--- start ---
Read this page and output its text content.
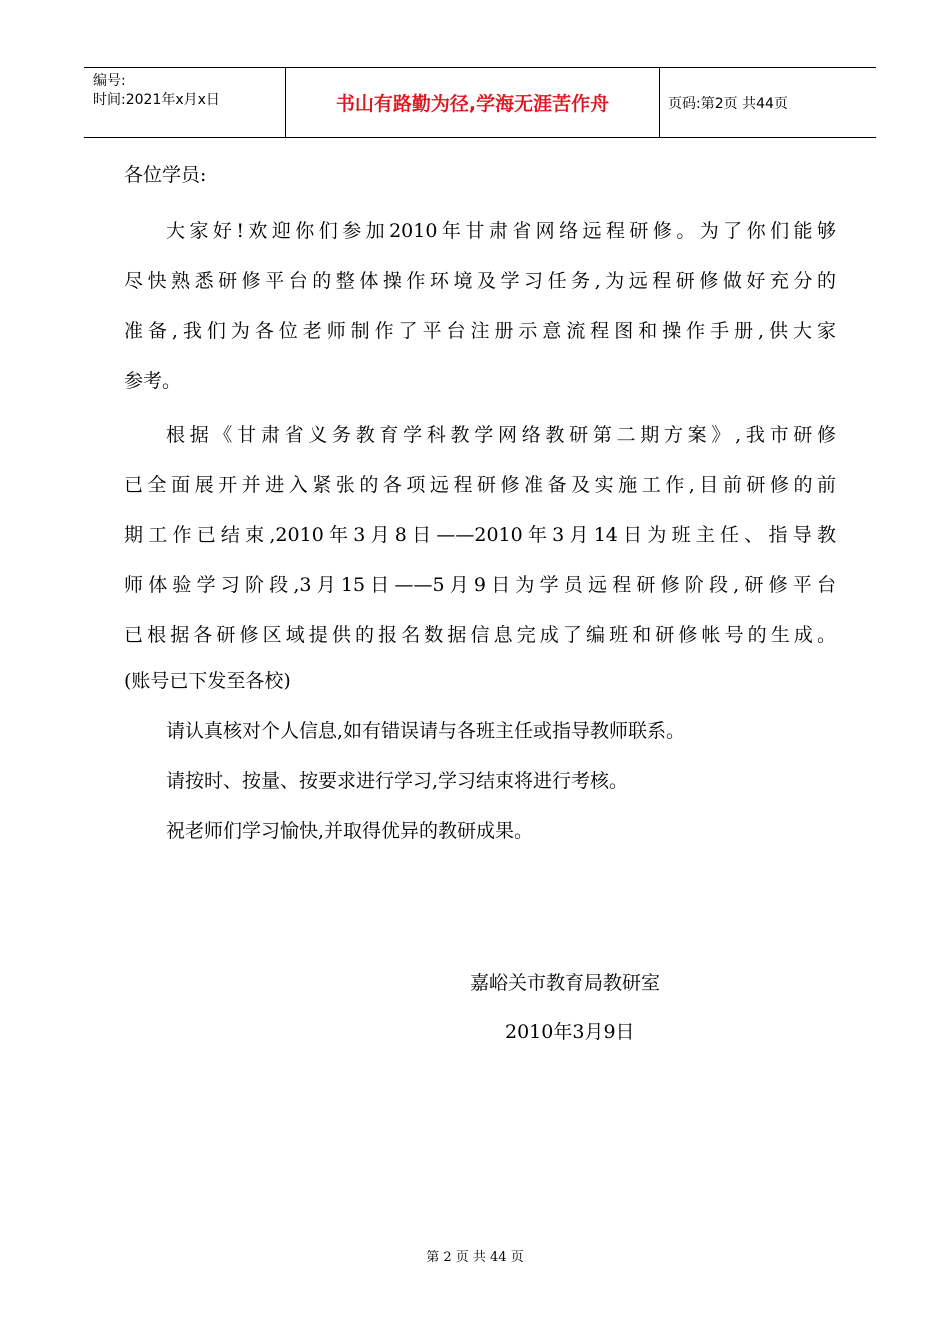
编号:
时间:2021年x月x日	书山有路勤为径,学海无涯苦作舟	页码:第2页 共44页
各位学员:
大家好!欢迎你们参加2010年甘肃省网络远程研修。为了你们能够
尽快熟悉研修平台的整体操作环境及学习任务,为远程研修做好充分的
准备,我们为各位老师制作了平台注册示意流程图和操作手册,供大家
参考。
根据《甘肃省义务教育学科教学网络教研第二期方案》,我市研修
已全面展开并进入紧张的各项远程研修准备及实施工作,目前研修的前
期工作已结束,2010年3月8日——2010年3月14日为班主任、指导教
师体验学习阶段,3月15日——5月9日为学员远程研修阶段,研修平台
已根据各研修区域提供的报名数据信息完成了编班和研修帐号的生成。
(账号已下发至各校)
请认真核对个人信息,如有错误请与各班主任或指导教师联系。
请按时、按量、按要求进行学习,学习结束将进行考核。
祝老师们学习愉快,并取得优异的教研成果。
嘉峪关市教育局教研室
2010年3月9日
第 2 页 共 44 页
--- end ---
--- start ---
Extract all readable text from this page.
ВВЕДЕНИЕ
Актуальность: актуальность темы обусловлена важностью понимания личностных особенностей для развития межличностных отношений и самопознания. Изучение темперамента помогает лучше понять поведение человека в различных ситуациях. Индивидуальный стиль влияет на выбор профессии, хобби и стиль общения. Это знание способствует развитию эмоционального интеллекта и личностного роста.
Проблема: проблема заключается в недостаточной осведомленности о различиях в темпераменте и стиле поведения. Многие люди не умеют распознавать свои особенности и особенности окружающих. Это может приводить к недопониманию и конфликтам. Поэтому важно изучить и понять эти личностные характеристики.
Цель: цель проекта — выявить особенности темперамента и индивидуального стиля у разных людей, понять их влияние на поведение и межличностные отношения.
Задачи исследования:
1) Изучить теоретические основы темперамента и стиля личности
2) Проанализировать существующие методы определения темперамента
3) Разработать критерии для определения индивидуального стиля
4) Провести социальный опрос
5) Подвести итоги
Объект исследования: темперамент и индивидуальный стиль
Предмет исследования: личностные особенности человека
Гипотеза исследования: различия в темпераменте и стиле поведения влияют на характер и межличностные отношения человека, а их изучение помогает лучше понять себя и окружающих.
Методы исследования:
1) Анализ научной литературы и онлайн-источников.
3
--- end ---
▶ [BRIEF]:
The answer is the number of lines in the preceding material that hold "стиль"; write that number and nothing else.

▶ [CORRECT ANSWER]:
2